— BEGIN Data supplied —
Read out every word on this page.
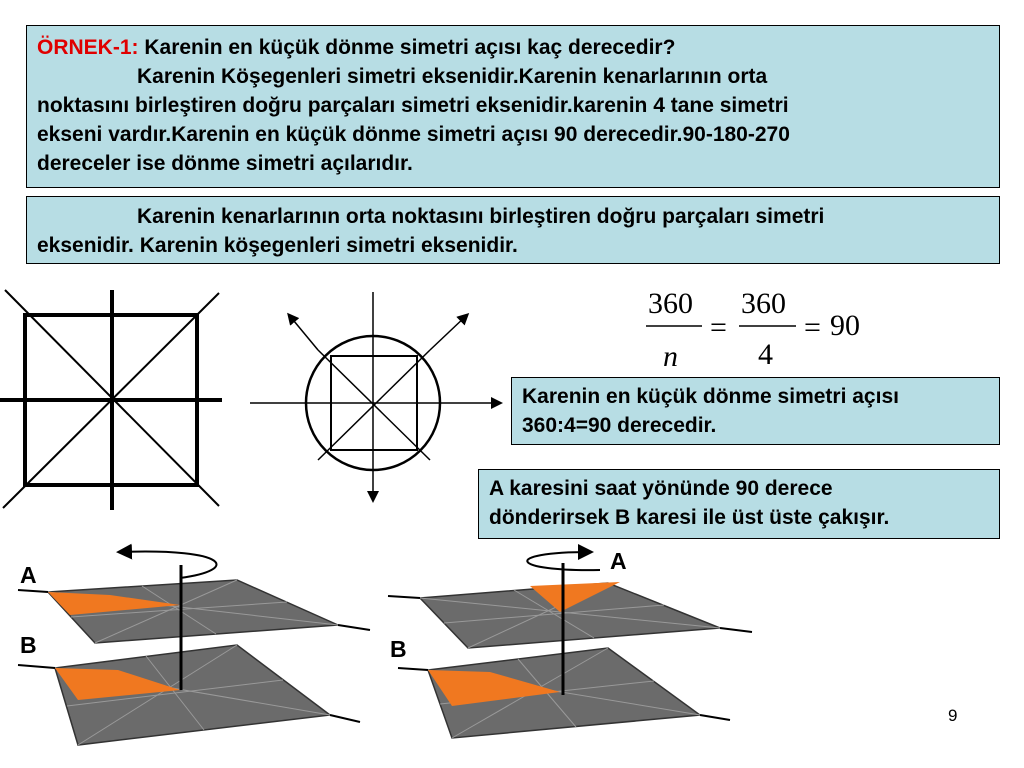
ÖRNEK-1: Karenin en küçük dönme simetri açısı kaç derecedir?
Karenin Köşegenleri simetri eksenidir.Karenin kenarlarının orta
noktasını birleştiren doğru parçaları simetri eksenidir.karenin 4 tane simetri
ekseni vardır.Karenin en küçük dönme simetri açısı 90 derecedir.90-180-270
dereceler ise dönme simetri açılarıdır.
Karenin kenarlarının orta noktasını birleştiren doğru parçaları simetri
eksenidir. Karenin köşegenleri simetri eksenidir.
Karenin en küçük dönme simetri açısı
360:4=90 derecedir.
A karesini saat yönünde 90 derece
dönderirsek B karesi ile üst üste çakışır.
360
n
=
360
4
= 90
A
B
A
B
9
— END Data supplied —
Given request:
Take the entries shown above and quote them verbatim, passing over the pictures.

Answer to this problem:
Read out every word on this page.
ÖRNEK-1: Karenin en küçük dönme simetri açısı kaç derecedir?
Karenin Köşegenleri simetri eksenidir.Karenin kenarlarının orta
noktasını birleştiren doğru parçaları simetri eksenidir.karenin 4 tane simetri
ekseni vardır.Karenin en küçük dönme simetri açısı 90 derecedir.90-180-270
dereceler ise dönme simetri açılarıdır.
Karenin kenarlarının orta noktasını birleştiren doğru parçaları simetri
eksenidir. Karenin köşegenleri simetri eksenidir.
Karenin en küçük dönme simetri açısı
360:4=90 derecedir.
A karesini saat yönünde 90 derece
dönderirsek B karesi ile üst üste çakışır.
360
n
=
360
4
= 90
A
B
A
B
9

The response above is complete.